_DIRECTIVE_
Reproduce every line of the records below verbatim, in the same order.

<<<<

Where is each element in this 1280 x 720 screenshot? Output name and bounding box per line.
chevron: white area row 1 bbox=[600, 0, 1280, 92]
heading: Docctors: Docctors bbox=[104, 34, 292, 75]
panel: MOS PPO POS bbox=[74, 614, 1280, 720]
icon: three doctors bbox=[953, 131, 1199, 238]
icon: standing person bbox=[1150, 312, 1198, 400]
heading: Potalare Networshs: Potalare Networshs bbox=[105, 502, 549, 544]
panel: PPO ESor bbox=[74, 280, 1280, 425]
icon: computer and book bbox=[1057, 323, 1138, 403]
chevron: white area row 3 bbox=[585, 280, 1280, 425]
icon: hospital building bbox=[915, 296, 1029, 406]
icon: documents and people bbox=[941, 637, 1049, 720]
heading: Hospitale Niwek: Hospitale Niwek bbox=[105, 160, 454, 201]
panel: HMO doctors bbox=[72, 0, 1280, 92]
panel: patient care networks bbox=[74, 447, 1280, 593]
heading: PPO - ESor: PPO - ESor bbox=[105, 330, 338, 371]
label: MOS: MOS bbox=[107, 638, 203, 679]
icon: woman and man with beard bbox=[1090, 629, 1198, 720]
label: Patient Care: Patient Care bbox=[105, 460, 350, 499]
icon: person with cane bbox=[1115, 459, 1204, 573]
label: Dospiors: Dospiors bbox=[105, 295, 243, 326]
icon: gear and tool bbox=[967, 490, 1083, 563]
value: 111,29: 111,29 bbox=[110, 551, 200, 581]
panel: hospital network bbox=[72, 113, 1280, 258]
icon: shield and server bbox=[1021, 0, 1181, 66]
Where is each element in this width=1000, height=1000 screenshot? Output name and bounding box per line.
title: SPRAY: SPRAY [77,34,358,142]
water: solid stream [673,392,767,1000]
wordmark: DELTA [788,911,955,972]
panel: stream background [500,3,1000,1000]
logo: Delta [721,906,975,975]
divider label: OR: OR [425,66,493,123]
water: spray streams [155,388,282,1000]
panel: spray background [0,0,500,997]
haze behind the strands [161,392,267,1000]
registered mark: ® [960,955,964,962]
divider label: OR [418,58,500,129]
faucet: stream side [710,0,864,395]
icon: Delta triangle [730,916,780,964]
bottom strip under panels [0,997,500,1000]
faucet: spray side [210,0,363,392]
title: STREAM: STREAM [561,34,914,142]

>>>>

_FULL ANSWER_
Where is each element in this 1280 x 720 screenshot? Output name and bounding box per line.
chevron: white area row 1 bbox=[600, 0, 1280, 92]
heading: Docctors: Docctors bbox=[104, 34, 292, 75]
panel: MOS PPO POS bbox=[74, 614, 1280, 720]
icon: three doctors bbox=[953, 131, 1199, 238]
icon: standing person bbox=[1150, 312, 1198, 400]
heading: Potalare Networshs: Potalare Networshs bbox=[105, 502, 549, 544]
panel: PPO ESor bbox=[74, 280, 1280, 425]
icon: computer and book bbox=[1057, 323, 1138, 403]
chevron: white area row 3 bbox=[585, 280, 1280, 425]
icon: hospital building bbox=[915, 296, 1029, 406]
icon: documents and people bbox=[941, 637, 1049, 720]
heading: Hospitale Niwek: Hospitale Niwek bbox=[105, 160, 454, 201]
panel: HMO doctors bbox=[72, 0, 1280, 92]
panel: patient care networks bbox=[74, 447, 1280, 593]
heading: PPO - ESor: PPO - ESor bbox=[105, 330, 338, 371]
label: MOS: MOS bbox=[107, 638, 203, 679]
icon: woman and man with beard bbox=[1090, 629, 1198, 720]
label: Patient Care: Patient Care bbox=[105, 460, 350, 499]
icon: person with cane bbox=[1115, 459, 1204, 573]
label: Dospiors: Dospiors bbox=[105, 295, 243, 326]
icon: gear and tool bbox=[967, 490, 1083, 563]
value: 111,29: 111,29 bbox=[110, 551, 200, 581]
panel: hospital network bbox=[72, 113, 1280, 258]
icon: shield and server bbox=[1021, 0, 1181, 66]
Where is each element in this width=1000, height=1000 screenshot? Output name and bounding box per line.
title: SPRAY: SPRAY [77,34,358,142]
water: solid stream [673,392,767,1000]
wordmark: DELTA [788,911,955,972]
panel: stream background [500,3,1000,1000]
logo: Delta [721,906,975,975]
divider label: OR: OR [425,66,493,123]
water: spray streams [155,388,282,1000]
panel: spray background [0,0,500,997]
haze behind the strands [161,392,267,1000]
registered mark: ® [960,955,964,962]
divider label: OR [418,58,500,129]
faucet: stream side [710,0,864,395]
icon: Delta triangle [730,916,780,964]
bottom strip under panels [0,997,500,1000]
faucet: spray side [210,0,363,392]
title: STREAM: STREAM [561,34,914,142]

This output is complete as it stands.